▸ Instructions to follow:
Return the material word for word. Do not include the pictures.

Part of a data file
-----
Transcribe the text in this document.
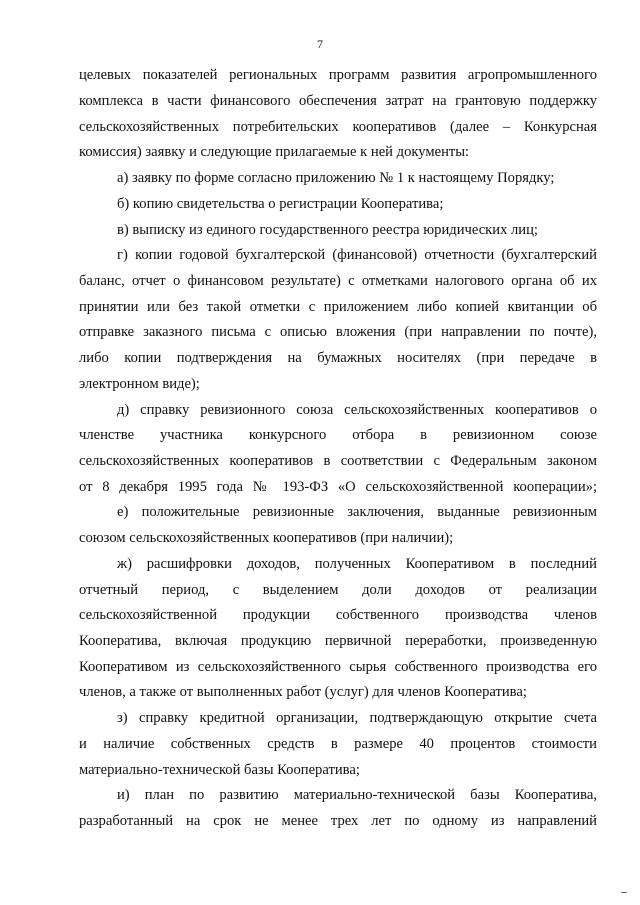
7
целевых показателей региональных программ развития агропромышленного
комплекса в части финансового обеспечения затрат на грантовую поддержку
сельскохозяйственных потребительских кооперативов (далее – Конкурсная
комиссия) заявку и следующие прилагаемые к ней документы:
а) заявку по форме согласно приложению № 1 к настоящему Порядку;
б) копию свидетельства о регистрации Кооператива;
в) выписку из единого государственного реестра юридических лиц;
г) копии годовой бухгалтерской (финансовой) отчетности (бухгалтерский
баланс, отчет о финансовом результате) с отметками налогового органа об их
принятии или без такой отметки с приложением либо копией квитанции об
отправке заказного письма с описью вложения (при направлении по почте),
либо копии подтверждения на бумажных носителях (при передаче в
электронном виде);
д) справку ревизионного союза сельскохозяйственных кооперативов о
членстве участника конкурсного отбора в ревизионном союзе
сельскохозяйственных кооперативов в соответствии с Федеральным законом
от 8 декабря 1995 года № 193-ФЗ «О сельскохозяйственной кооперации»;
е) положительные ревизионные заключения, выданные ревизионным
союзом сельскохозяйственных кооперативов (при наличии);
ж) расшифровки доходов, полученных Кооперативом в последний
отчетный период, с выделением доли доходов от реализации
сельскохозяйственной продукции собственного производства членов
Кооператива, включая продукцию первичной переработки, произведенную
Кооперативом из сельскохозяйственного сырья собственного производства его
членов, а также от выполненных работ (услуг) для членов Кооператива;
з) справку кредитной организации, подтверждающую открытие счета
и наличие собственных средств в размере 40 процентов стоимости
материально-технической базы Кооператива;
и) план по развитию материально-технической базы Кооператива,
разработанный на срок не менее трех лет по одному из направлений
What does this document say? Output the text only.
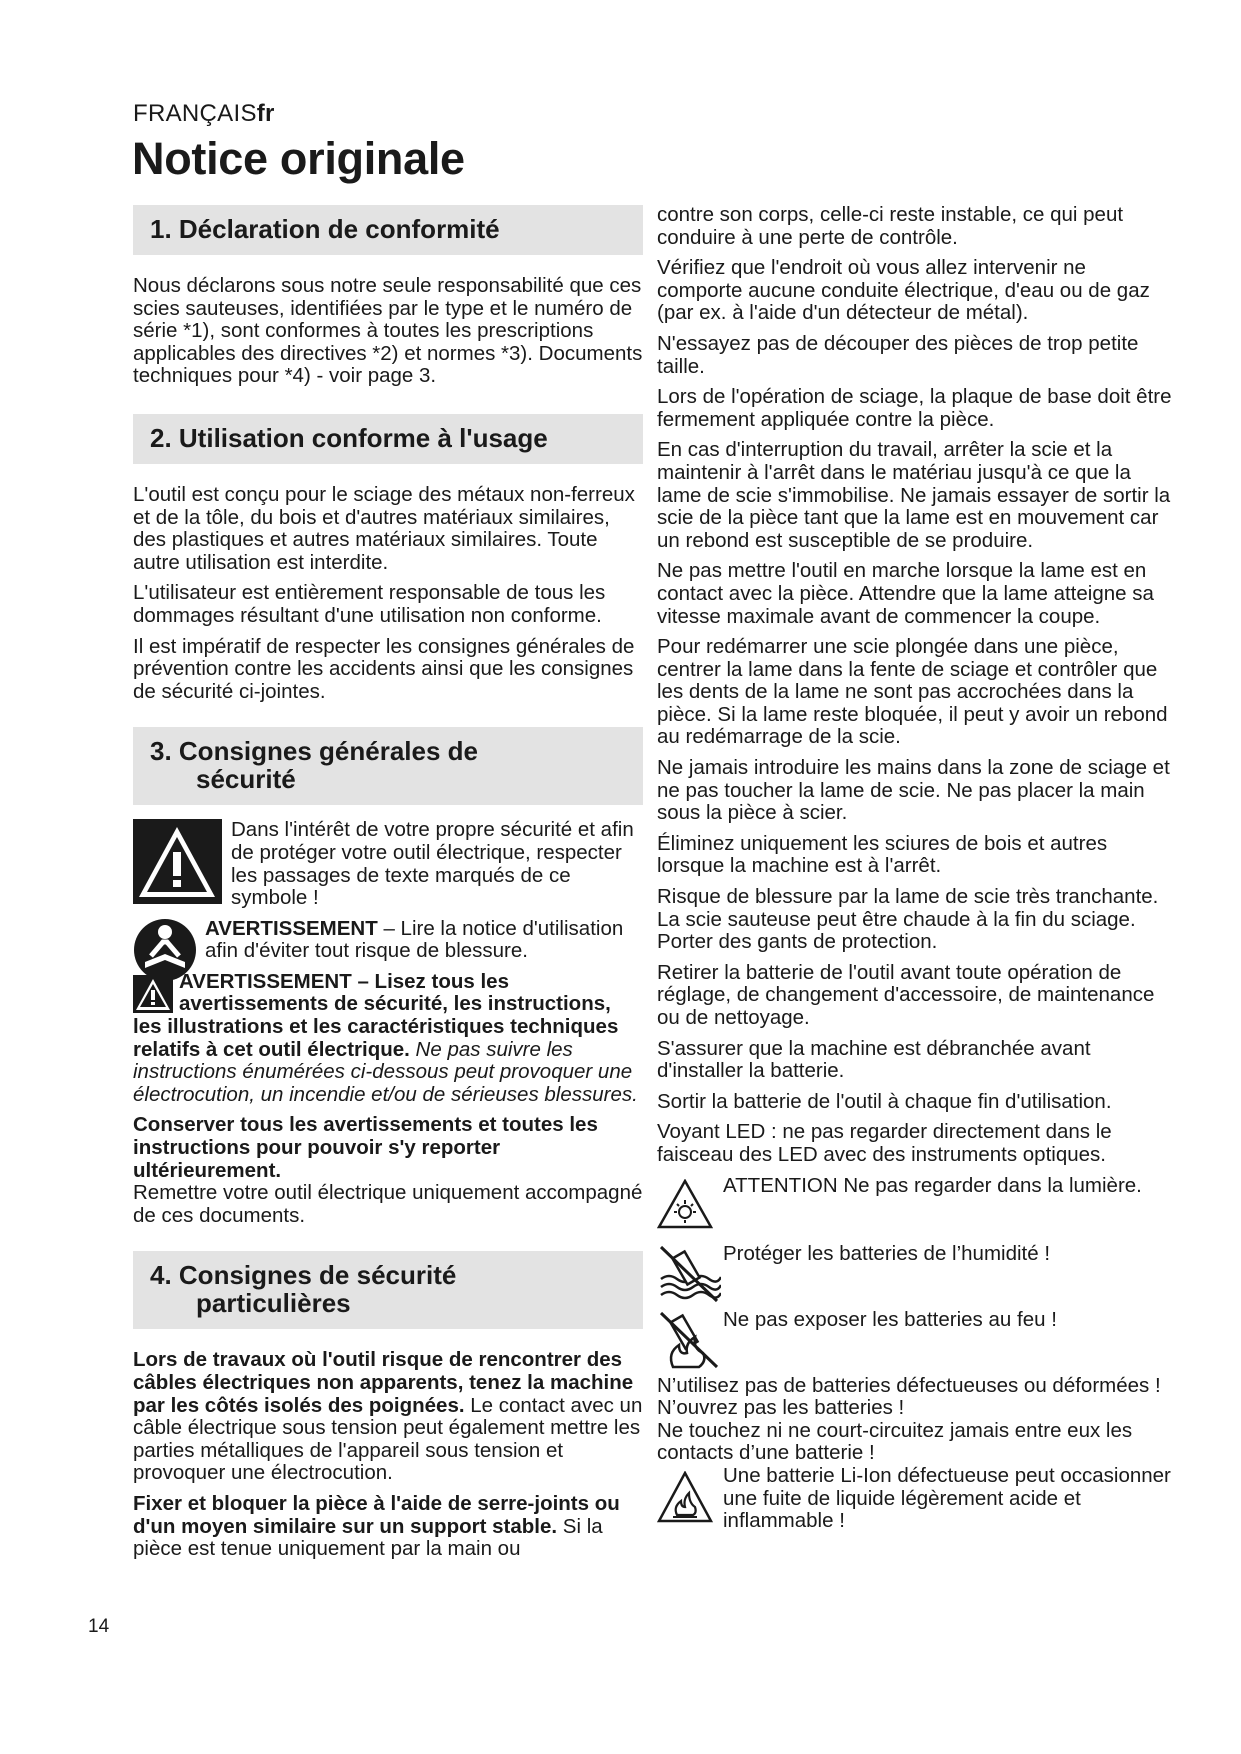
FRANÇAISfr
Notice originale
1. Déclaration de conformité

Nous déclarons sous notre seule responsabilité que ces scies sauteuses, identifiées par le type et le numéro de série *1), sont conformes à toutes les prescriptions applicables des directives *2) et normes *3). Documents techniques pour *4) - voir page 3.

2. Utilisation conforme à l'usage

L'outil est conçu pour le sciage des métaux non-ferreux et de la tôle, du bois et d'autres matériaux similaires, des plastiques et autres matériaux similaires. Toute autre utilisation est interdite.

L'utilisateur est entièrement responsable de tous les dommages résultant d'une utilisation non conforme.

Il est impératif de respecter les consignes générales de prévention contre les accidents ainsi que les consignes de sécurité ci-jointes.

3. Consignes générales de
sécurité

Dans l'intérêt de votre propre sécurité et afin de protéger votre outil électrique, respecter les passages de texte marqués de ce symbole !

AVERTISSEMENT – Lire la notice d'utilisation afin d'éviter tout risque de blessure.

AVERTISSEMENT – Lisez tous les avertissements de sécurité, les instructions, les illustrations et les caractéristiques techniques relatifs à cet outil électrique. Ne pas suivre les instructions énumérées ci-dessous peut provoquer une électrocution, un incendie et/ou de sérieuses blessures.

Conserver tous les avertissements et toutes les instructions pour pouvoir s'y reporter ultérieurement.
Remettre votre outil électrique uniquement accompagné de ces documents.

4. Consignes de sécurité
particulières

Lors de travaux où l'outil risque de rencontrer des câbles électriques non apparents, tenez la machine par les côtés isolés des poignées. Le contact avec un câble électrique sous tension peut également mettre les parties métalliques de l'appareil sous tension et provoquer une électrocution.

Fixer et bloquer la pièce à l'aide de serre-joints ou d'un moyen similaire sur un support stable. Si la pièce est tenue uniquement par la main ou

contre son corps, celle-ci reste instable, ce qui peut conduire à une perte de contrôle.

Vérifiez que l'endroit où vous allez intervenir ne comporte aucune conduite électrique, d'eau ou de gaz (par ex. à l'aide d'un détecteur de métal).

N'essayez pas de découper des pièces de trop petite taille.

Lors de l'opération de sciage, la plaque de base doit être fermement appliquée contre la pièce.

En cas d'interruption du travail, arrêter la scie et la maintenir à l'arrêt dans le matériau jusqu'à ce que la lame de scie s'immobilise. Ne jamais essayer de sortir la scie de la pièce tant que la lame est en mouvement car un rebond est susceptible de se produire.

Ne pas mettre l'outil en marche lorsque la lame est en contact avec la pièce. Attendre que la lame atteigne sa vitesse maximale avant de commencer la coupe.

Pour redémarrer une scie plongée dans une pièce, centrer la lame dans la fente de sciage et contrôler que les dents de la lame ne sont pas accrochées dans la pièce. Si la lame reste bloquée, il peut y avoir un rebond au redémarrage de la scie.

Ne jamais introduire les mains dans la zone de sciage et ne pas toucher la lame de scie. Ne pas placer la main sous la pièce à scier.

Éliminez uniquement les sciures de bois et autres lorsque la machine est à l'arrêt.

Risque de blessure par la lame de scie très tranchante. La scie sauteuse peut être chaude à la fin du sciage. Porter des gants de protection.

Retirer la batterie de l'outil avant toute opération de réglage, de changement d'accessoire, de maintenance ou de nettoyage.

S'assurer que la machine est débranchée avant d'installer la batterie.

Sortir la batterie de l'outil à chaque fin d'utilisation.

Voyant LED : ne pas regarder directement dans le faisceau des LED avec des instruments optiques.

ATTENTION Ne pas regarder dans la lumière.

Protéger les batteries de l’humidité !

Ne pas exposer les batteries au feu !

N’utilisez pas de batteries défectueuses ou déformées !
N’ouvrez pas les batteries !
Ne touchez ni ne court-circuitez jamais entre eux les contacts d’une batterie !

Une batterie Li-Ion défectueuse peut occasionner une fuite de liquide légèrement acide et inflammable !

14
-----
▸ Solution:
Transcribe the text in this document.
7
целевых показателей региональных программ развития агропромышленного
комплекса в части финансового обеспечения затрат на грантовую поддержку
сельскохозяйственных потребительских кооперативов (далее – Конкурсная
комиссия) заявку и следующие прилагаемые к ней документы:
а) заявку по форме согласно приложению № 1 к настоящему Порядку;
б) копию свидетельства о регистрации Кооператива;
в) выписку из единого государственного реестра юридических лиц;
г) копии годовой бухгалтерской (финансовой) отчетности (бухгалтерский
баланс, отчет о финансовом результате) с отметками налогового органа об их
принятии или без такой отметки с приложением либо копией квитанции об
отправке заказного письма с описью вложения (при направлении по почте),
либо копии подтверждения на бумажных носителях (при передаче в
электронном виде);
д) справку ревизионного союза сельскохозяйственных кооперативов о
членстве участника конкурсного отбора в ревизионном союзе
сельскохозяйственных кооперативов в соответствии с Федеральным законом
от 8 декабря 1995 года № 193-ФЗ «О сельскохозяйственной кооперации»;
е) положительные ревизионные заключения, выданные ревизионным
союзом сельскохозяйственных кооперативов (при наличии);
ж) расшифровки доходов, полученных Кооперативом в последний
отчетный период, с выделением доли доходов от реализации
сельскохозяйственной продукции собственного производства членов
Кооператива, включая продукцию первичной переработки, произведенную
Кооперативом из сельскохозяйственного сырья собственного производства его
членов, а также от выполненных работ (услуг) для членов Кооператива;
з) справку кредитной организации, подтверждающую открытие счета
и наличие собственных средств в размере 40 процентов стоимости
материально-технической базы Кооператива;
и) план по развитию материально-технической базы Кооператива,
разработанный на срок не менее трех лет по одному из направлений
What does this document say? Output the text only.
FRANÇAISfr
Notice originale
1. Déclaration de conformité

Nous déclarons sous notre seule responsabilité que ces scies sauteuses, identifiées par le type et le numéro de série *1), sont conformes à toutes les prescriptions applicables des directives *2) et normes *3). Documents techniques pour *4) - voir page 3.

2. Utilisation conforme à l'usage

L'outil est conçu pour le sciage des métaux non-ferreux et de la tôle, du bois et d'autres matériaux similaires, des plastiques et autres matériaux similaires. Toute autre utilisation est interdite.

L'utilisateur est entièrement responsable de tous les dommages résultant d'une utilisation non conforme.

Il est impératif de respecter les consignes générales de prévention contre les accidents ainsi que les consignes de sécurité ci-jointes.

3. Consignes générales de
sécurité

Dans l'intérêt de votre propre sécurité et afin de protéger votre outil électrique, respecter les passages de texte marqués de ce symbole !

AVERTISSEMENT – Lire la notice d'utilisation afin d'éviter tout risque de blessure.

AVERTISSEMENT – Lisez tous les avertissements de sécurité, les instructions, les illustrations et les caractéristiques techniques relatifs à cet outil électrique. Ne pas suivre les instructions énumérées ci-dessous peut provoquer une électrocution, un incendie et/ou de sérieuses blessures.

Conserver tous les avertissements et toutes les instructions pour pouvoir s'y reporter ultérieurement.
Remettre votre outil électrique uniquement accompagné de ces documents.

4. Consignes de sécurité
particulières

Lors de travaux où l'outil risque de rencontrer des câbles électriques non apparents, tenez la machine par les côtés isolés des poignées. Le contact avec un câble électrique sous tension peut également mettre les parties métalliques de l'appareil sous tension et provoquer une électrocution.

Fixer et bloquer la pièce à l'aide de serre-joints ou d'un moyen similaire sur un support stable. Si la pièce est tenue uniquement par la main ou

contre son corps, celle-ci reste instable, ce qui peut conduire à une perte de contrôle.

Vérifiez que l'endroit où vous allez intervenir ne comporte aucune conduite électrique, d'eau ou de gaz (par ex. à l'aide d'un détecteur de métal).

N'essayez pas de découper des pièces de trop petite taille.

Lors de l'opération de sciage, la plaque de base doit être fermement appliquée contre la pièce.

En cas d'interruption du travail, arrêter la scie et la maintenir à l'arrêt dans le matériau jusqu'à ce que la lame de scie s'immobilise. Ne jamais essayer de sortir la scie de la pièce tant que la lame est en mouvement car un rebond est susceptible de se produire.

Ne pas mettre l'outil en marche lorsque la lame est en contact avec la pièce. Attendre que la lame atteigne sa vitesse maximale avant de commencer la coupe.

Pour redémarrer une scie plongée dans une pièce, centrer la lame dans la fente de sciage et contrôler que les dents de la lame ne sont pas accrochées dans la pièce. Si la lame reste bloquée, il peut y avoir un rebond au redémarrage de la scie.

Ne jamais introduire les mains dans la zone de sciage et ne pas toucher la lame de scie. Ne pas placer la main sous la pièce à scier.

Éliminez uniquement les sciures de bois et autres lorsque la machine est à l'arrêt.

Risque de blessure par la lame de scie très tranchante. La scie sauteuse peut être chaude à la fin du sciage. Porter des gants de protection.

Retirer la batterie de l'outil avant toute opération de réglage, de changement d'accessoire, de maintenance ou de nettoyage.

S'assurer que la machine est débranchée avant d'installer la batterie.

Sortir la batterie de l'outil à chaque fin d'utilisation.

Voyant LED : ne pas regarder directement dans le faisceau des LED avec des instruments optiques.

ATTENTION Ne pas regarder dans la lumière.

Protéger les batteries de l’humidité !

Ne pas exposer les batteries au feu !

N’utilisez pas de batteries défectueuses ou déformées !
N’ouvrez pas les batteries !
Ne touchez ni ne court-circuitez jamais entre eux les contacts d’une batterie !

Une batterie Li-Ion défectueuse peut occasionner une fuite de liquide légèrement acide et inflammable !

14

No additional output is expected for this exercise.